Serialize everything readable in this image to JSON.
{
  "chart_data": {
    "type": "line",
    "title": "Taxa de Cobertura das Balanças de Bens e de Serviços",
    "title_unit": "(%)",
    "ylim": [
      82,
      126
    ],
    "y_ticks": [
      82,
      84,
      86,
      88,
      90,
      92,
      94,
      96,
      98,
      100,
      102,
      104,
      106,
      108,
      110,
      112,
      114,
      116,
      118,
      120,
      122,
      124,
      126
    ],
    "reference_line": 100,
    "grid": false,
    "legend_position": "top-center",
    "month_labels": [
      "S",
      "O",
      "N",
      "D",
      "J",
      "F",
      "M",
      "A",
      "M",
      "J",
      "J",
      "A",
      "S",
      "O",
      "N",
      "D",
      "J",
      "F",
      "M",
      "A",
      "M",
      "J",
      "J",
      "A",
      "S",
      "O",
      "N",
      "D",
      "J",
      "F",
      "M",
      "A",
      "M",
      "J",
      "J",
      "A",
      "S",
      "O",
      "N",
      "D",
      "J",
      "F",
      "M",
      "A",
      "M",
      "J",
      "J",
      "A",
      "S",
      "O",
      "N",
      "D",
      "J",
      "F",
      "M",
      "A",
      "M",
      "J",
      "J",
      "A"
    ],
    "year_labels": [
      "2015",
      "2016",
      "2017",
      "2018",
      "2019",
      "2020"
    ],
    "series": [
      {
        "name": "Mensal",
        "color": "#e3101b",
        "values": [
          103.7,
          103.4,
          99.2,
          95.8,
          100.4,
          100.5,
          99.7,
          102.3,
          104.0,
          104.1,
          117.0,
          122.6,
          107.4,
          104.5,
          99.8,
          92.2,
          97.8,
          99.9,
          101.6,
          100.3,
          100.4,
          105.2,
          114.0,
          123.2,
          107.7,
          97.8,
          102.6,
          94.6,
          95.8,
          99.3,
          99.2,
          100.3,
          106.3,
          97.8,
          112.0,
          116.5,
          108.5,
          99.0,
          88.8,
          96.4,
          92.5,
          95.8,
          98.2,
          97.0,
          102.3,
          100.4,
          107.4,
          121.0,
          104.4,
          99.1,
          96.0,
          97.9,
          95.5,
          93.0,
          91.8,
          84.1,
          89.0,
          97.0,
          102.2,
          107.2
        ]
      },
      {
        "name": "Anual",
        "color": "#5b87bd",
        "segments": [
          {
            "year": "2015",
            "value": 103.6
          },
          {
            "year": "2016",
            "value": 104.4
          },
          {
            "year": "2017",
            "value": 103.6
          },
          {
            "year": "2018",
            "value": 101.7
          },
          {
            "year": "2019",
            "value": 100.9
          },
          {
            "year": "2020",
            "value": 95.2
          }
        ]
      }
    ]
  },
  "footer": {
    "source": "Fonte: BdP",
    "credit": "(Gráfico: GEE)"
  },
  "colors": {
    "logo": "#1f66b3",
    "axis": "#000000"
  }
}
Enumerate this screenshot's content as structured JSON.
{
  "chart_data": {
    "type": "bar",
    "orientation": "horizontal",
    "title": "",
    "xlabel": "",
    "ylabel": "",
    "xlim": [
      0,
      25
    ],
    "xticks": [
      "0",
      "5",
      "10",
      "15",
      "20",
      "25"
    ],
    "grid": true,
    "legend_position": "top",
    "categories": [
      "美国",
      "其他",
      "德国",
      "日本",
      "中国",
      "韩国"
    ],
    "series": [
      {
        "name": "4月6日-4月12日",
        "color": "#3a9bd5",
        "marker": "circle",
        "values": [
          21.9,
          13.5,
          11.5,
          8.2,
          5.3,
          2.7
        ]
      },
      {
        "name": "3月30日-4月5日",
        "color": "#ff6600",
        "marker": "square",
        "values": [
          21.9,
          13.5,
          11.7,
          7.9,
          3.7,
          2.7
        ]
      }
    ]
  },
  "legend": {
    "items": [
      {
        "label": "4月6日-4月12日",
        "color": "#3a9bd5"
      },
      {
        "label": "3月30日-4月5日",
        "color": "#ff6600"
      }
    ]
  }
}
============================================================
WORK REQUIRED
What needs duplicating is the run of lines from the one containing "Enumerate this screenshot's" through the last line of the entries above, exact and complete.

WORKED SOLUTION
Enumerate this screenshot's content as structured JSON.
{
  "chart_data": {
    "type": "bar",
    "orientation": "horizontal",
    "title": "",
    "xlabel": "",
    "ylabel": "",
    "xlim": [
      0,
      25
    ],
    "xticks": [
      "0",
      "5",
      "10",
      "15",
      "20",
      "25"
    ],
    "grid": true,
    "legend_position": "top",
    "categories": [
      "美国",
      "其他",
      "德国",
      "日本",
      "中国",
      "韩国"
    ],
    "series": [
      {
        "name": "4月6日-4月12日",
        "color": "#3a9bd5",
        "marker": "circle",
        "values": [
          21.9,
          13.5,
          11.5,
          8.2,
          5.3,
          2.7
        ]
      },
      {
        "name": "3月30日-4月5日",
        "color": "#ff6600",
        "marker": "square",
        "values": [
          21.9,
          13.5,
          11.7,
          7.9,
          3.7,
          2.7
        ]
      }
    ]
  },
  "legend": {
    "items": [
      {
        "label": "4月6日-4月12日",
        "color": "#3a9bd5"
      },
      {
        "label": "3月30日-4月5日",
        "color": "#ff6600"
      }
    ]
  }
}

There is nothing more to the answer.